→ **What you should do**: Check every line of the entries for "Target", and copy the lines that hold it.
========
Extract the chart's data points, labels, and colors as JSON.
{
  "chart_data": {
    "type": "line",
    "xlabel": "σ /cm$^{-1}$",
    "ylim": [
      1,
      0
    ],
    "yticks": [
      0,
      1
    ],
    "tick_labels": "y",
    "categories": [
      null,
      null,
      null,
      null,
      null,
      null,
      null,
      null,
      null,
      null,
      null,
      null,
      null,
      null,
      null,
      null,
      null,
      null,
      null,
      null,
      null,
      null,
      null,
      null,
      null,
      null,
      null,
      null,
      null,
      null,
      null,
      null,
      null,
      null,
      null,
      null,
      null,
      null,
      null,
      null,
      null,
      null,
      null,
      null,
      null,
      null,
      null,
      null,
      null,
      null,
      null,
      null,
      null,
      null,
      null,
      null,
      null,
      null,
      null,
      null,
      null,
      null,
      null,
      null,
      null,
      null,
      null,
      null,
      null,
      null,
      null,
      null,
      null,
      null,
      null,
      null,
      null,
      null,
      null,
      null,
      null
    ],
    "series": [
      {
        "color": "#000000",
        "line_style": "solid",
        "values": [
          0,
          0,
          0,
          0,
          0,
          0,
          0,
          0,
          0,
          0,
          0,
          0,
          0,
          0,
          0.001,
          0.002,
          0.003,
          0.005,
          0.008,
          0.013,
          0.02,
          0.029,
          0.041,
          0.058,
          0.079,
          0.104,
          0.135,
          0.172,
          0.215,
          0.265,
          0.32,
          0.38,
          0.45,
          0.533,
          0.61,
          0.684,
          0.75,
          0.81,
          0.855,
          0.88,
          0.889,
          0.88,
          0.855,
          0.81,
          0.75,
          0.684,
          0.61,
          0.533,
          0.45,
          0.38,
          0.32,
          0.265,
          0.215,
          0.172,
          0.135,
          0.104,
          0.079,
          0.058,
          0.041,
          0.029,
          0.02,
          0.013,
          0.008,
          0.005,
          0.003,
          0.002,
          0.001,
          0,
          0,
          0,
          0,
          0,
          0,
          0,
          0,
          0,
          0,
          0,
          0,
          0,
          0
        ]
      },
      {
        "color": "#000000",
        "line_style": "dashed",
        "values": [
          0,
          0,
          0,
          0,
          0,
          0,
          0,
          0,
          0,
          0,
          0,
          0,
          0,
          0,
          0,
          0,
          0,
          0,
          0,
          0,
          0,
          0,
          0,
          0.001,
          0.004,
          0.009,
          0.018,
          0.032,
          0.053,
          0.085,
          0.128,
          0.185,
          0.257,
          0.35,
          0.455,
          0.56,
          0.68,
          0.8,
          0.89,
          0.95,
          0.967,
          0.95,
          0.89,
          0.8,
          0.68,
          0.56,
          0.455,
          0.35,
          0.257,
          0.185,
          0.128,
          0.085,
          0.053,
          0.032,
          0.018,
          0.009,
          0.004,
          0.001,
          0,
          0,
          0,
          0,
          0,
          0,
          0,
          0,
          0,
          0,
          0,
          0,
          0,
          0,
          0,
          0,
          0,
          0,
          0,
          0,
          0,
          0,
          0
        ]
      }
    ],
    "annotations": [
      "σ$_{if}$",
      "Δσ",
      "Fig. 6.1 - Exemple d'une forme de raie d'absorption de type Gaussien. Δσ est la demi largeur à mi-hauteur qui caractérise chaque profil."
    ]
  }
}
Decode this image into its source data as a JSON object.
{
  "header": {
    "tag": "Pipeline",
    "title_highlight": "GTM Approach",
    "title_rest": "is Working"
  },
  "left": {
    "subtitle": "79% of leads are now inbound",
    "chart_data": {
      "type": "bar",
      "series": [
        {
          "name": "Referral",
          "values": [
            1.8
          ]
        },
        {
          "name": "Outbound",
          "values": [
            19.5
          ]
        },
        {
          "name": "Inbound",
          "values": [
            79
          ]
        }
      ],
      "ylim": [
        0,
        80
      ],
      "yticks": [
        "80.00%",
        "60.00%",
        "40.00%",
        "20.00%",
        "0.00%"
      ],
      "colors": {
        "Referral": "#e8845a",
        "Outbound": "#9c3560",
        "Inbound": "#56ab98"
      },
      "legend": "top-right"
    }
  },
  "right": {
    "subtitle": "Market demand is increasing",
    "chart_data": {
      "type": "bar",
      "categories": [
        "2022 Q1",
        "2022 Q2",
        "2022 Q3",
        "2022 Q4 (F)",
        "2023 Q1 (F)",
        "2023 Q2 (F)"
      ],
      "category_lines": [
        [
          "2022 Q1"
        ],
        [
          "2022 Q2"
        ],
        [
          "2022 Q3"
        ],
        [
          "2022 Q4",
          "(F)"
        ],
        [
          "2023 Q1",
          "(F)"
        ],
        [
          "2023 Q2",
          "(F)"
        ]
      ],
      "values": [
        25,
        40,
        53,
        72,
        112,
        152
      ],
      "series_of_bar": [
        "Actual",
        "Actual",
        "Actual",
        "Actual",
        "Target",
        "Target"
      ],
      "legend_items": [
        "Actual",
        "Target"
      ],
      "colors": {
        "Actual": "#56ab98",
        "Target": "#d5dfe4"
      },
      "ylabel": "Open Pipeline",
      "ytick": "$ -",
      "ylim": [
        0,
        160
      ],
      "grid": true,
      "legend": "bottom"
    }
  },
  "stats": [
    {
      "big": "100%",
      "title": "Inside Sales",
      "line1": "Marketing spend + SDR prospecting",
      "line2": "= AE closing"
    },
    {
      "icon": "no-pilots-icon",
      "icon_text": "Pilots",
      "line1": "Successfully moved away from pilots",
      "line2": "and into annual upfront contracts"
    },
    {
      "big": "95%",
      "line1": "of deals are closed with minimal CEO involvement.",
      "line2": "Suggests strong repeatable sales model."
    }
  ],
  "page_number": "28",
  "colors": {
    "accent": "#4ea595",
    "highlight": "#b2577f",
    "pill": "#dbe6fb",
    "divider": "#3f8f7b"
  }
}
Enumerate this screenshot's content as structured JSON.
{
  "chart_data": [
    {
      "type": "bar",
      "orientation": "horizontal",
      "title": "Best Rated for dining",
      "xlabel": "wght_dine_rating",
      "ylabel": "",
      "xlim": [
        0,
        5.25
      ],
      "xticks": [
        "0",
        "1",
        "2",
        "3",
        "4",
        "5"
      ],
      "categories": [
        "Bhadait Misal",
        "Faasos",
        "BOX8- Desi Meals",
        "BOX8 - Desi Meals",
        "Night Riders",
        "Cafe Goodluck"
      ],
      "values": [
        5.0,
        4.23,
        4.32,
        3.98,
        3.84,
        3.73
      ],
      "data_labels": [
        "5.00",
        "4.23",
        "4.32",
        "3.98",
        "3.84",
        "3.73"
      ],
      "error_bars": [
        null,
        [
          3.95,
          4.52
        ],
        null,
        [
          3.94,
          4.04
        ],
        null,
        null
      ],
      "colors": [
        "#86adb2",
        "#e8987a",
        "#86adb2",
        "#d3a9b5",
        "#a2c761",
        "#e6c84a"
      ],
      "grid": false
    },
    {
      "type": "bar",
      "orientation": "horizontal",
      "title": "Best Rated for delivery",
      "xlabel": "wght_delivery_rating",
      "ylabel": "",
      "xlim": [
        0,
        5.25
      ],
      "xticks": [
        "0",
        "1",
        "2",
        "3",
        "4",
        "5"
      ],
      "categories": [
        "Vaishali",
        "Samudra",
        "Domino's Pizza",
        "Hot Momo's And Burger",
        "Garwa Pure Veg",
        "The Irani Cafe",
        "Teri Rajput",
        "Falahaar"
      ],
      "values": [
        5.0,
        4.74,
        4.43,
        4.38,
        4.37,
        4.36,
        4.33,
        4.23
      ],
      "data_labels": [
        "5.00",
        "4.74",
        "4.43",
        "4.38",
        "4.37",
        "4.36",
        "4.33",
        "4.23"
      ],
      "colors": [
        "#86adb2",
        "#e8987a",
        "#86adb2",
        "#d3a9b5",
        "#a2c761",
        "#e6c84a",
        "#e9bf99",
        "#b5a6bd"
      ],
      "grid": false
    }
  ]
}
========
→ **Answer**:
        "Target",
        "Target"
        "Target"
        "Target": "#d5dfe4"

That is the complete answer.